_What you should do_: Collect all lines containing the word "REGISTRO" from the data.

_Input for this task_:
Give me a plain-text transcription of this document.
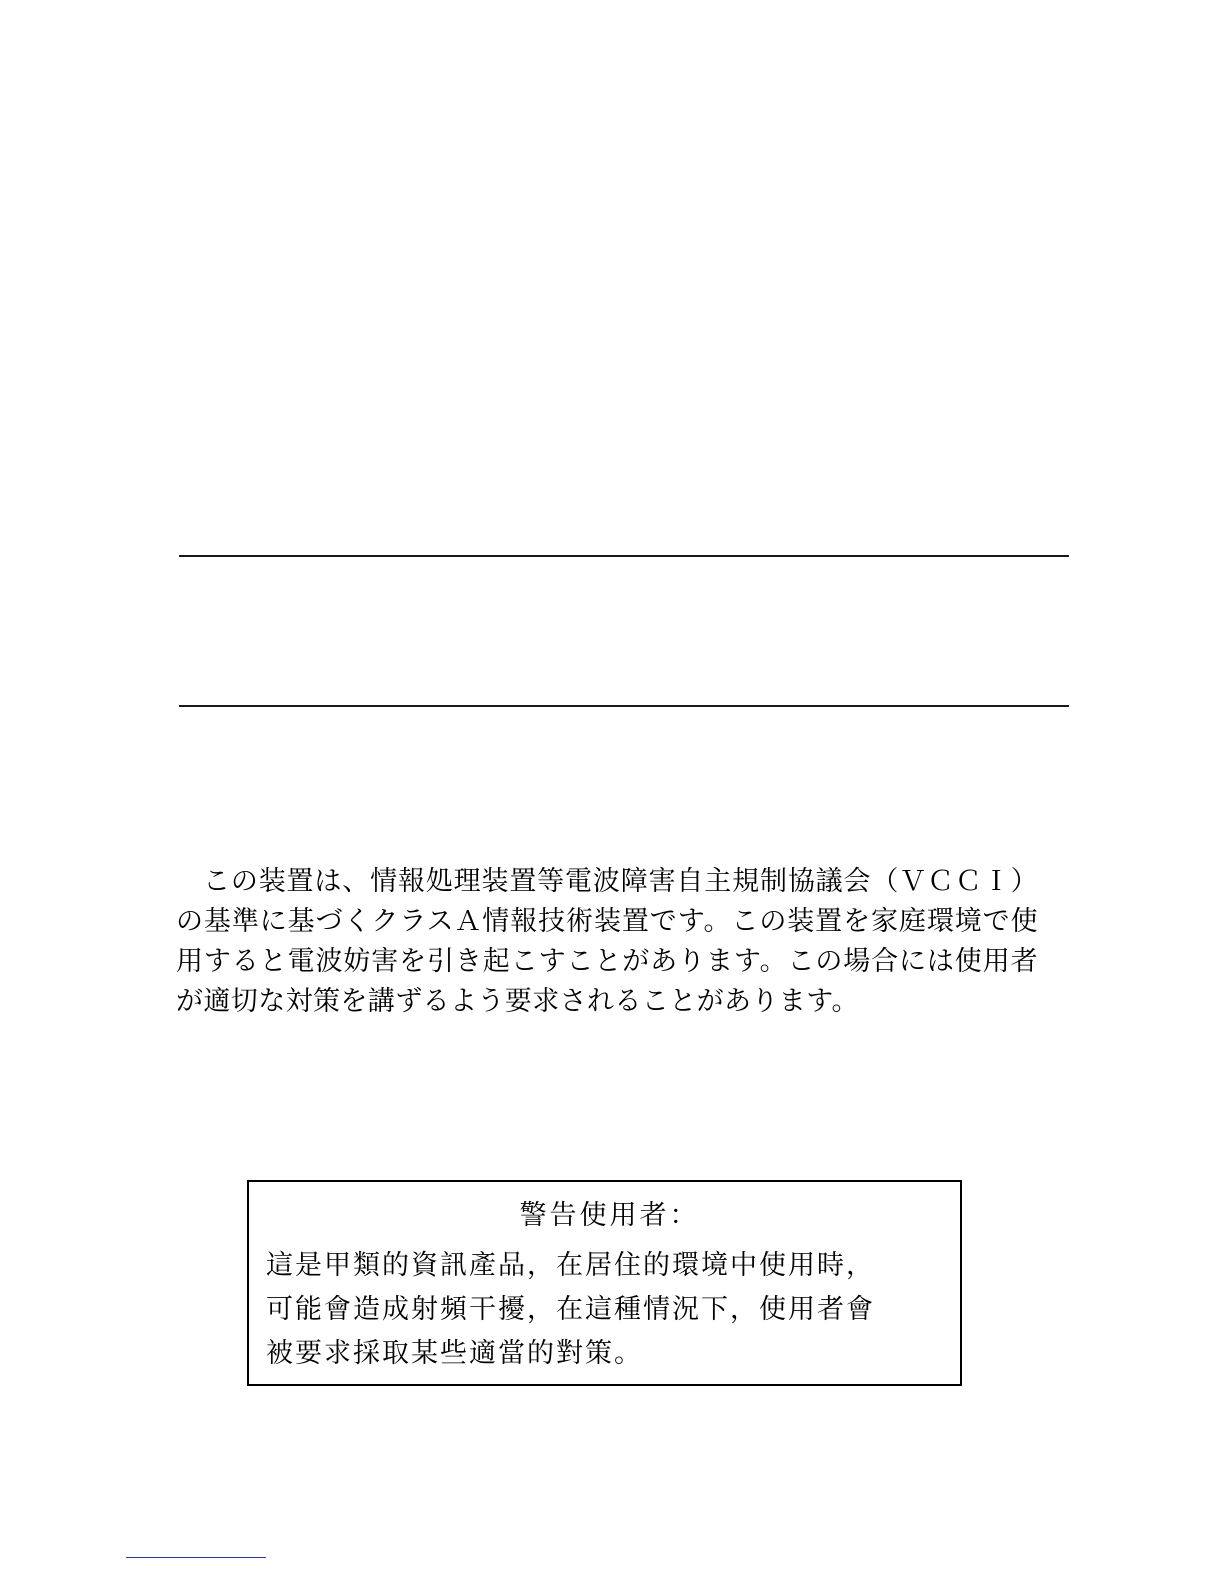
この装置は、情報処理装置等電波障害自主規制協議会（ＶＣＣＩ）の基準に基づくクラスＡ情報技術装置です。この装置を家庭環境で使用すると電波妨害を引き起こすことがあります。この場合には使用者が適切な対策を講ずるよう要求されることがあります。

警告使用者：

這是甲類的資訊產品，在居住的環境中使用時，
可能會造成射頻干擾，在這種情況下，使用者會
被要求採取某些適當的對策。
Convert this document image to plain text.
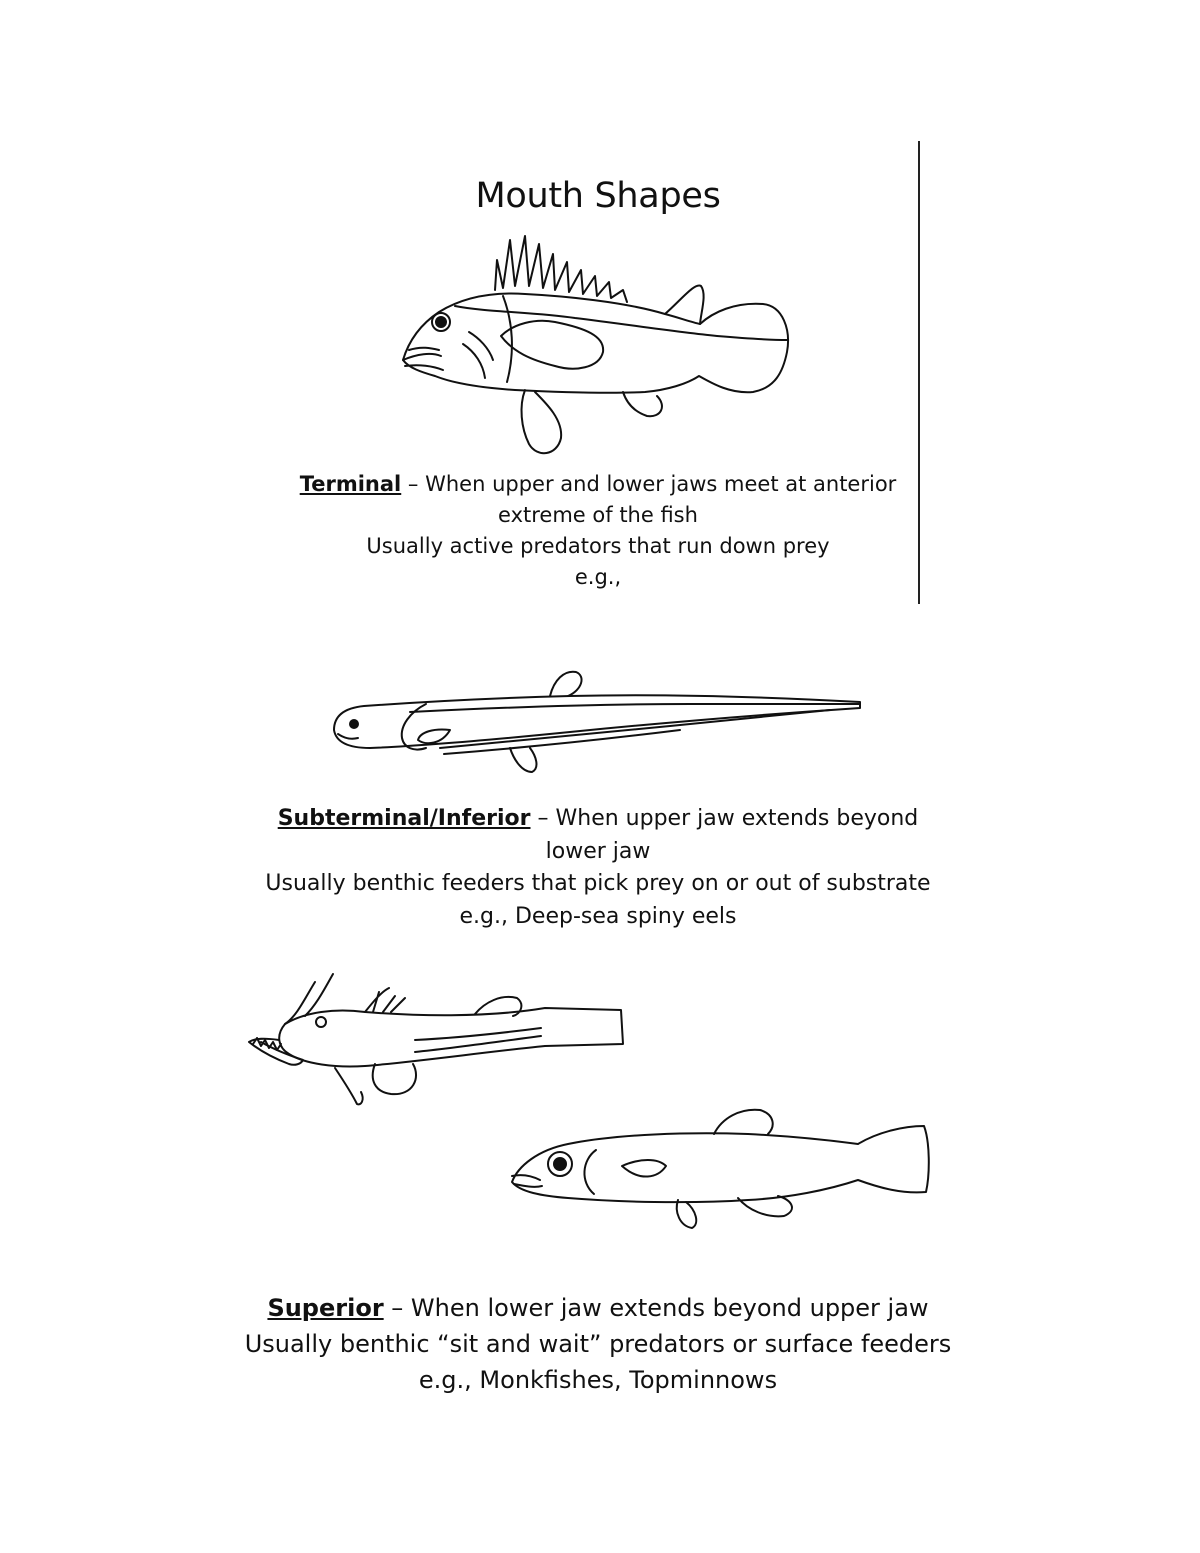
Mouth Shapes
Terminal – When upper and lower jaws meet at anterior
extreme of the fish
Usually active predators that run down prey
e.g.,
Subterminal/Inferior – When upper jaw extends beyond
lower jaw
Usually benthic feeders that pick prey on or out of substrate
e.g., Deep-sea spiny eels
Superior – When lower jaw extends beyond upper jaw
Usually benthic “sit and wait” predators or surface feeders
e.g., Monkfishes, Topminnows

--

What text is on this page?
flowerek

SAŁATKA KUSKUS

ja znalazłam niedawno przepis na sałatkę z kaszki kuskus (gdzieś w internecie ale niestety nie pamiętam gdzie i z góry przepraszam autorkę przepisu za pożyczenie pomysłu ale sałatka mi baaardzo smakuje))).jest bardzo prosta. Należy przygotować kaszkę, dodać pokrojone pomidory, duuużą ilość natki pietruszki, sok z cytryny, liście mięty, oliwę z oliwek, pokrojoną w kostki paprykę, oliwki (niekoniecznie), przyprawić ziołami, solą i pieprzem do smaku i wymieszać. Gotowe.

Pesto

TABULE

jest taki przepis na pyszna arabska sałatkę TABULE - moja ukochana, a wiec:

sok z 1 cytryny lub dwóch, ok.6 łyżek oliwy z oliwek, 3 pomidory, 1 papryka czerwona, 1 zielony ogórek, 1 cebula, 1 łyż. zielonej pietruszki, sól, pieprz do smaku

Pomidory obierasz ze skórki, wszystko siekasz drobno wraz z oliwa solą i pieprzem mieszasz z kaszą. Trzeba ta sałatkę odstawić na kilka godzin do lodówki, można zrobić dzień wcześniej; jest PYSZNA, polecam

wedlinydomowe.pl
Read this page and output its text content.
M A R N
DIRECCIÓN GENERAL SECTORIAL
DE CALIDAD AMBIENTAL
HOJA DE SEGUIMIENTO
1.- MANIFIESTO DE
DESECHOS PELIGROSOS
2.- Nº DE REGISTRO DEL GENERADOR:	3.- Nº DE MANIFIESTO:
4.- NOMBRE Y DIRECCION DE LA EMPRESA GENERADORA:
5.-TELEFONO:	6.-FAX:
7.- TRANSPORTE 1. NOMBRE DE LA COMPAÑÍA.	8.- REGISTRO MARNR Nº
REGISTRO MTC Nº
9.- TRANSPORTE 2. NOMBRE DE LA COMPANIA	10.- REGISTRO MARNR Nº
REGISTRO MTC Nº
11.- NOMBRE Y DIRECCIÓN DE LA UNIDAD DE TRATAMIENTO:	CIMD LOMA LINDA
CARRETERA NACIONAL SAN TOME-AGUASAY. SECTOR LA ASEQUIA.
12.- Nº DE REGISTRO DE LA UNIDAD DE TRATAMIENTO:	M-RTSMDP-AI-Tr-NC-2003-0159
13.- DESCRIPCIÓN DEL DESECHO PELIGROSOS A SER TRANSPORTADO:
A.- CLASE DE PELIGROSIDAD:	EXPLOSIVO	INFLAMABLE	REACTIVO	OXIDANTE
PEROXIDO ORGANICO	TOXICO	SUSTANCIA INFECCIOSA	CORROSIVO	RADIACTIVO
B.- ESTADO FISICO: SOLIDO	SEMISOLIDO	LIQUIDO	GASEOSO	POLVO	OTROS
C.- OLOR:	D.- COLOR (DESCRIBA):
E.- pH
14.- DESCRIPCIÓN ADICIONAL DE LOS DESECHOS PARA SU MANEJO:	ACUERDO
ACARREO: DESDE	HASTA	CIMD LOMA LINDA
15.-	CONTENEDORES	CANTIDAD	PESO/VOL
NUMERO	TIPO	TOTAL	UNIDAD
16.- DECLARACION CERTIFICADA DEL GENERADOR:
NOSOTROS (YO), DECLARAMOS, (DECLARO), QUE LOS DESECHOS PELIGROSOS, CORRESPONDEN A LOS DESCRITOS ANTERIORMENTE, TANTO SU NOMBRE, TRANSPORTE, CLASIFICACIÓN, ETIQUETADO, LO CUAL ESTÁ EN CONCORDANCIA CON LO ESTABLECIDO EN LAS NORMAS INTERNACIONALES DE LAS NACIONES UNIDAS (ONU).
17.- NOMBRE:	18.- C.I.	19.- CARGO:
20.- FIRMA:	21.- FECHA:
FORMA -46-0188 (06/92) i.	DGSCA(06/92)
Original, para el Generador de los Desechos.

* * *

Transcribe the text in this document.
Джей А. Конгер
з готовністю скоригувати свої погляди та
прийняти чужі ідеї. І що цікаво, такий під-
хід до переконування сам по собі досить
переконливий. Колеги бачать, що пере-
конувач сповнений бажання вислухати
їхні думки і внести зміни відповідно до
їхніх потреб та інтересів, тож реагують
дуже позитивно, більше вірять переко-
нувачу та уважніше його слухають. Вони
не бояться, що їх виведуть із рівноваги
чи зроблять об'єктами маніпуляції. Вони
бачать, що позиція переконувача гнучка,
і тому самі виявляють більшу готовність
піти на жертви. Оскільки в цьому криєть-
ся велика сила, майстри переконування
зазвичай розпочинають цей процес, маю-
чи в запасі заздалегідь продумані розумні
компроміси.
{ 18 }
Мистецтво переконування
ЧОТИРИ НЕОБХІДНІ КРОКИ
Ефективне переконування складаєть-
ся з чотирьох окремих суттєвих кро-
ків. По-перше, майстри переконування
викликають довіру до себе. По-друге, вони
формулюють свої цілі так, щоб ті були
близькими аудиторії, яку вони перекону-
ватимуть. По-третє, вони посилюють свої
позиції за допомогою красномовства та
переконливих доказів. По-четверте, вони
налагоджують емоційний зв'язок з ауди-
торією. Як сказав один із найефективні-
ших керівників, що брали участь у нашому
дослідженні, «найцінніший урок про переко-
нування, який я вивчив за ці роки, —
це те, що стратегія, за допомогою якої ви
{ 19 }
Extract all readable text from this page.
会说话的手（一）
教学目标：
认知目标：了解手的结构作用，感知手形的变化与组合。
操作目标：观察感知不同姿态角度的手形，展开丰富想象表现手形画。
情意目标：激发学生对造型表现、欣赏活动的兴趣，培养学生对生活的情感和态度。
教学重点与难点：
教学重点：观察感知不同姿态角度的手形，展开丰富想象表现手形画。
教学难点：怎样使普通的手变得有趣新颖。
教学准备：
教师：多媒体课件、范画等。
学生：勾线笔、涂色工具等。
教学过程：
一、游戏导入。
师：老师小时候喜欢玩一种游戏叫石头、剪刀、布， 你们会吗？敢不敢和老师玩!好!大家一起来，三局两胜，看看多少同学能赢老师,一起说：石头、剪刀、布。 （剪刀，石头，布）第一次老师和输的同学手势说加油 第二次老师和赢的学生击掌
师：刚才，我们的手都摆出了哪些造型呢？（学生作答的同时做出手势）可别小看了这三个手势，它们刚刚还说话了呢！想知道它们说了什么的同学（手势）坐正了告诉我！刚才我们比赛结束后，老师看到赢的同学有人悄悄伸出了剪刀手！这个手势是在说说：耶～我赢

_Response below_:
2.- Nº DE REGISTRO DEL GENERADOR:	3.- Nº DE MANIFIESTO:
7.- TRANSPORTE 1. NOMBRE DE LA COMPAÑÍA.	8.- REGISTRO MARNR Nº
REGISTRO MTC Nº
9.- TRANSPORTE 2. NOMBRE DE LA COMPANIA	10.- REGISTRO MARNR Nº
REGISTRO MTC Nº
12.- Nº DE REGISTRO DE LA UNIDAD DE TRATAMIENTO:	M-RTSMDP-AI-Tr-NC-2003-0159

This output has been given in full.